## Start

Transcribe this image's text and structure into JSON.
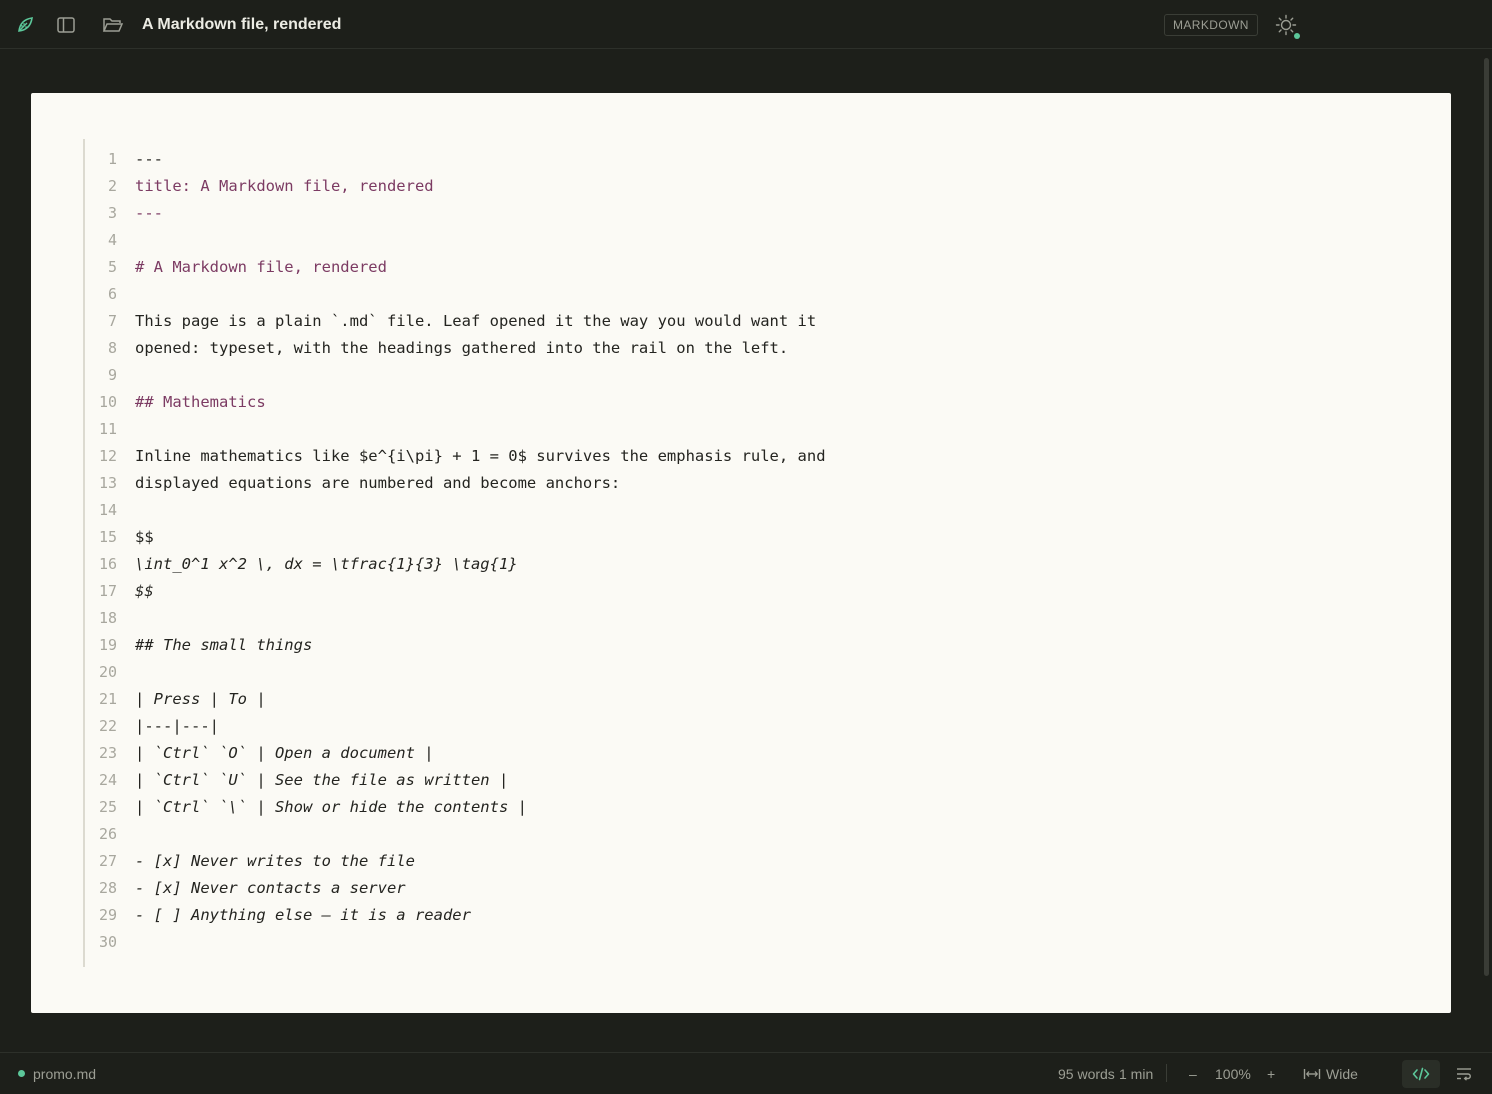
{
  "app": {
    "title": "A Markdown file, rendered",
    "mode": "MARKDOWN",
    "accent": "#5cc79a"
  },
  "toolbar": {
    "icons": [
      "leaf-logo-icon",
      "sidebar-toggle-icon",
      "folder-open-icon",
      "sun-icon"
    ]
  },
  "editor": {
    "lines": [
      {
        "n": "1",
        "text": "---",
        "style": "plain"
      },
      {
        "n": "2",
        "text": "title: A Markdown file, rendered",
        "style": "meta"
      },
      {
        "n": "3",
        "text": "---",
        "style": "meta"
      },
      {
        "n": "4",
        "text": "",
        "style": "plain"
      },
      {
        "n": "5",
        "text": "# A Markdown file, rendered",
        "style": "head"
      },
      {
        "n": "6",
        "text": "",
        "style": "plain"
      },
      {
        "n": "7",
        "text": "This page is a plain `.md` file. Leaf opened it the way you would want it",
        "style": "plain"
      },
      {
        "n": "8",
        "text": "opened: typeset, with the headings gathered into the rail on the left.",
        "style": "plain"
      },
      {
        "n": "9",
        "text": "",
        "style": "plain"
      },
      {
        "n": "10",
        "text": "## Mathematics",
        "style": "head"
      },
      {
        "n": "11",
        "text": "",
        "style": "plain"
      },
      {
        "n": "12",
        "text": "Inline mathematics like $e^{i\\pi} + 1 = 0$ survives the emphasis rule, and",
        "style": "plain"
      },
      {
        "n": "13",
        "text": "displayed equations are numbered and become anchors:",
        "style": "plain"
      },
      {
        "n": "14",
        "text": "",
        "style": "plain"
      },
      {
        "n": "15",
        "text": "$$",
        "style": "plain"
      },
      {
        "n": "16",
        "text": "\\int_0^1 x^2 \\, dx = \\tfrac{1}{3} \\tag{1}",
        "style": "italic"
      },
      {
        "n": "17",
        "text": "$$",
        "style": "italic"
      },
      {
        "n": "18",
        "text": "",
        "style": "plain"
      },
      {
        "n": "19",
        "text": "## The small things",
        "style": "italic"
      },
      {
        "n": "20",
        "text": "",
        "style": "plain"
      },
      {
        "n": "21",
        "text": "| Press | To |",
        "style": "italic"
      },
      {
        "n": "22",
        "text": "|---|---|",
        "style": "plain"
      },
      {
        "n": "23",
        "text": "| `Ctrl` `O` | Open a document |",
        "style": "italic"
      },
      {
        "n": "24",
        "text": "| `Ctrl` `U` | See the file as written |",
        "style": "italic"
      },
      {
        "n": "25",
        "text": "| `Ctrl` `\\` | Show or hide the contents |",
        "style": "italic"
      },
      {
        "n": "26",
        "text": "",
        "style": "plain"
      },
      {
        "n": "27",
        "text": "- [x] Never writes to the file",
        "style": "italic"
      },
      {
        "n": "28",
        "text": "- [x] Never contacts a server",
        "style": "italic"
      },
      {
        "n": "29",
        "text": "- [ ] Anything else — it is a reader",
        "style": "italic"
      },
      {
        "n": "30",
        "text": "",
        "style": "plain"
      }
    ]
  },
  "status": {
    "filename": "promo.md",
    "words": "95 words",
    "reading_time": "1 min",
    "zoom_out": "–",
    "zoom": "100%",
    "zoom_in": "+",
    "width_label": "Wide"
  }
}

## End

**Exercise task**
Identify each line holding the string "Ctrl", and copy it out.

**Problem solution**
        "text": "| `Ctrl` `O` | Open a document |",
        "text": "| `Ctrl` `U` | See the file as written |",
        "text": "| `Ctrl` `\\` | Show or hide the contents |",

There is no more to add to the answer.